» GOAL: Check each line of the records below and collect those holding "image".

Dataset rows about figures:
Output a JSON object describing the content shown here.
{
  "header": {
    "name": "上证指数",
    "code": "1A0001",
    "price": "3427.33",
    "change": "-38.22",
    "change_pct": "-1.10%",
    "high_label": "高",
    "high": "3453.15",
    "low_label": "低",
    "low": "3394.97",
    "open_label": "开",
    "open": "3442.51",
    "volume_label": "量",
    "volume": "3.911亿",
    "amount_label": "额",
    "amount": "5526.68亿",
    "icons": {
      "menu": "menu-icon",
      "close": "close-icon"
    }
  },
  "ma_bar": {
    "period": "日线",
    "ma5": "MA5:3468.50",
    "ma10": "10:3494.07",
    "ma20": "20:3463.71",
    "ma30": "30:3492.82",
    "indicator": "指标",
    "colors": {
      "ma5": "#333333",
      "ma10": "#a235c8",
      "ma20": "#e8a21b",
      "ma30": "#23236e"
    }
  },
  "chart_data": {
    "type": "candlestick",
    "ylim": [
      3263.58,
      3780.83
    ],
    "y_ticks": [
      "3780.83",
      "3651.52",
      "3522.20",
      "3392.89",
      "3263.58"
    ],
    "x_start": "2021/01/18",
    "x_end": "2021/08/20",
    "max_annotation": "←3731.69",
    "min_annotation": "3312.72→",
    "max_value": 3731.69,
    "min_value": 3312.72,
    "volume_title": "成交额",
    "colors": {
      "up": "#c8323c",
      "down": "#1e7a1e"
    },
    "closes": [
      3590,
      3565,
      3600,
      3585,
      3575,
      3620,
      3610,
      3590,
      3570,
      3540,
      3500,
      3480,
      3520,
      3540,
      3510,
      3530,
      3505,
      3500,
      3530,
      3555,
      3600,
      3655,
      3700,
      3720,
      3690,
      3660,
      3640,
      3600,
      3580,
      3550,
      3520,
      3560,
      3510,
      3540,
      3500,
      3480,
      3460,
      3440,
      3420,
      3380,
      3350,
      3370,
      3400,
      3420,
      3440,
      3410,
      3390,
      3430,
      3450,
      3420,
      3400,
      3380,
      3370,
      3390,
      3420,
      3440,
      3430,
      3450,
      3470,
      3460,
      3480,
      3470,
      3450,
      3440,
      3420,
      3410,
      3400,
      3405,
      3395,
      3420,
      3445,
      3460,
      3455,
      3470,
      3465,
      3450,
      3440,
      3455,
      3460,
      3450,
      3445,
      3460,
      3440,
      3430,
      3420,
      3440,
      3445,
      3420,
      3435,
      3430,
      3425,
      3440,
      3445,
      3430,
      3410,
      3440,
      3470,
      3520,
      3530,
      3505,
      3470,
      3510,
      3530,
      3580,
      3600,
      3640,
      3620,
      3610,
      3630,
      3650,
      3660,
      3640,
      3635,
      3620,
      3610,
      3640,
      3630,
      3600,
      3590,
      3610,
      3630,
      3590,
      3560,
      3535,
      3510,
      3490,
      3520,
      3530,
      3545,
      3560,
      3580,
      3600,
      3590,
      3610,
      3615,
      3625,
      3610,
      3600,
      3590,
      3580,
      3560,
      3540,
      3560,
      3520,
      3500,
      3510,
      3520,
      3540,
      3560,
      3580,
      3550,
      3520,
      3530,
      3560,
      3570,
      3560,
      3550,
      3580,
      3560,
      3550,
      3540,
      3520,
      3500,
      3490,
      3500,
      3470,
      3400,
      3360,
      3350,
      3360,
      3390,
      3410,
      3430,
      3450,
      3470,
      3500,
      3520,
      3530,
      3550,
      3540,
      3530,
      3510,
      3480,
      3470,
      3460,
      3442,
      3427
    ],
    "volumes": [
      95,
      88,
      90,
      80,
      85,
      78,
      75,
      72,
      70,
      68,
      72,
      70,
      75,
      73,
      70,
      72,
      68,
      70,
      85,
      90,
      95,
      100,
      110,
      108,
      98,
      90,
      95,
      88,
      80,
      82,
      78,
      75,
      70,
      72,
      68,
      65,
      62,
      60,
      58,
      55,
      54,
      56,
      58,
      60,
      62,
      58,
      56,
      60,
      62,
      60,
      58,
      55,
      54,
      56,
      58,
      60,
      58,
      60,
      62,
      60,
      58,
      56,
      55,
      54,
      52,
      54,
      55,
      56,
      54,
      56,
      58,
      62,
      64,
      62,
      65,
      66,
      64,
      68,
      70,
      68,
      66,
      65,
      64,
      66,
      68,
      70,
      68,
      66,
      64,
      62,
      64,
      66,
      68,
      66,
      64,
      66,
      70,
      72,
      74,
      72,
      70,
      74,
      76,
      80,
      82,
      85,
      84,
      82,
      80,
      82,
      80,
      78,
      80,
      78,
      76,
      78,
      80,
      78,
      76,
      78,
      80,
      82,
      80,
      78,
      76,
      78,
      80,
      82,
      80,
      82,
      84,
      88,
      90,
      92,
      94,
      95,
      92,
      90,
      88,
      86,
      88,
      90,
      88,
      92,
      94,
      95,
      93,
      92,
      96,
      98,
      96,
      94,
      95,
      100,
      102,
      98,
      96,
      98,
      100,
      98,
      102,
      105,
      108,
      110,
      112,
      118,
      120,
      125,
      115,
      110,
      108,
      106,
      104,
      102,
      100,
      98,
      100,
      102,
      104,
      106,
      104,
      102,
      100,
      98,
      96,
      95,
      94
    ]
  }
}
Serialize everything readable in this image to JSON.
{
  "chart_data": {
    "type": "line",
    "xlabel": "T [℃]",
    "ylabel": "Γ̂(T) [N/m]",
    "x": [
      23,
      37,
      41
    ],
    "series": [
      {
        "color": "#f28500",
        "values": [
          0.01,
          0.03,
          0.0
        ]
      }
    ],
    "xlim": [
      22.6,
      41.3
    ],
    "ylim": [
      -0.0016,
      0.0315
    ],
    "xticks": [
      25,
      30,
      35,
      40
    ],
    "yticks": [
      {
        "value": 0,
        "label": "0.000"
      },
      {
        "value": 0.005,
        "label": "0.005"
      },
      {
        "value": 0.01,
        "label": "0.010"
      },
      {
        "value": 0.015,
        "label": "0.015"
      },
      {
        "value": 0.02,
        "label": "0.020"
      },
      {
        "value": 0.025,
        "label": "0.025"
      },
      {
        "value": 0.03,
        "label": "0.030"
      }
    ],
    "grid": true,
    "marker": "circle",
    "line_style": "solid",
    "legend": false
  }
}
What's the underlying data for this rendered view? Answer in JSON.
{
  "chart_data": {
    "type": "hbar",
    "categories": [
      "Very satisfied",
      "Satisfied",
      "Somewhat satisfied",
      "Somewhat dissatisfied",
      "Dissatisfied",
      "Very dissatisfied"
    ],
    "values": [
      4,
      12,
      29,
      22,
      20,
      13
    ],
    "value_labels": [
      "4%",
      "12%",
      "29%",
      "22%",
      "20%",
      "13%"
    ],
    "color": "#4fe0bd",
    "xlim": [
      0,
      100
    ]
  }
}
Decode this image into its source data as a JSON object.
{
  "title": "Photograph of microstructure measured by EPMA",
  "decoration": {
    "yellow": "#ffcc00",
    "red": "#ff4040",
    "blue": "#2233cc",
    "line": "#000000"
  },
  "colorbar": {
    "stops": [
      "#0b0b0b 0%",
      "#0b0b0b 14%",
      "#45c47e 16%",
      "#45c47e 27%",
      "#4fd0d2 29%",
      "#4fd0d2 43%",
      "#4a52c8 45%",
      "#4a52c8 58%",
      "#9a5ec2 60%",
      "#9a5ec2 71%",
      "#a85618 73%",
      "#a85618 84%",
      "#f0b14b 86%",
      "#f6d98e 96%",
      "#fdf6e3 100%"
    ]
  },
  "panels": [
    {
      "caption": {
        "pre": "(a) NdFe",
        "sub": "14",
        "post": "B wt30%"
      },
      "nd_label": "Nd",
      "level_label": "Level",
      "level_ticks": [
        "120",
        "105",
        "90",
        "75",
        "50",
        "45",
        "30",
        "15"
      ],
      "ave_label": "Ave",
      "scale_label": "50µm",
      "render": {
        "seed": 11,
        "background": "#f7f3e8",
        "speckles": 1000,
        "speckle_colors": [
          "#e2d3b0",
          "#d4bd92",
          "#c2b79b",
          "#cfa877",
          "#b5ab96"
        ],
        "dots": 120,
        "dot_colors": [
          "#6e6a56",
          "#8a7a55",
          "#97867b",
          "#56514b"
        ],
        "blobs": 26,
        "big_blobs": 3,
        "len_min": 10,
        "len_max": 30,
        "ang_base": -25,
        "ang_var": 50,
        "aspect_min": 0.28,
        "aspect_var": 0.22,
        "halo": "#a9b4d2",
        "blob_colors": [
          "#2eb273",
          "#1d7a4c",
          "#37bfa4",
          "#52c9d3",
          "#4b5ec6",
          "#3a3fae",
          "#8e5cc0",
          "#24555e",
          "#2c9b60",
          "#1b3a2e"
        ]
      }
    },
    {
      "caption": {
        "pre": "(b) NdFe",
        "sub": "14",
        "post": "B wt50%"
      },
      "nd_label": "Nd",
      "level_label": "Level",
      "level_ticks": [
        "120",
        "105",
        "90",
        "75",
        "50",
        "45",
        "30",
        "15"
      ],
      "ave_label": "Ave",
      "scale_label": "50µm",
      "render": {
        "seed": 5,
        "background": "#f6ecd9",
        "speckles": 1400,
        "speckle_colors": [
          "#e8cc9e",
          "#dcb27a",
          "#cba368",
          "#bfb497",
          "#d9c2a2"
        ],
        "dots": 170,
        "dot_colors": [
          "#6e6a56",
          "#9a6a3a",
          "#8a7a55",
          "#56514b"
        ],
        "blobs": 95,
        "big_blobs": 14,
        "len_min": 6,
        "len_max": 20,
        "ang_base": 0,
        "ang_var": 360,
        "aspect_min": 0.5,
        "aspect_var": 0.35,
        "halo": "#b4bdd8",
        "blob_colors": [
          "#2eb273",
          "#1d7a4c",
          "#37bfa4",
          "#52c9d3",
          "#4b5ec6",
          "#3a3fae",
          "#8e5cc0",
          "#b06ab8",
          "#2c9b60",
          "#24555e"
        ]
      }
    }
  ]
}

» FINISHED TASK:
Serialize everything readable in this image to JSON.
Decode this image into its source data as a JSON object.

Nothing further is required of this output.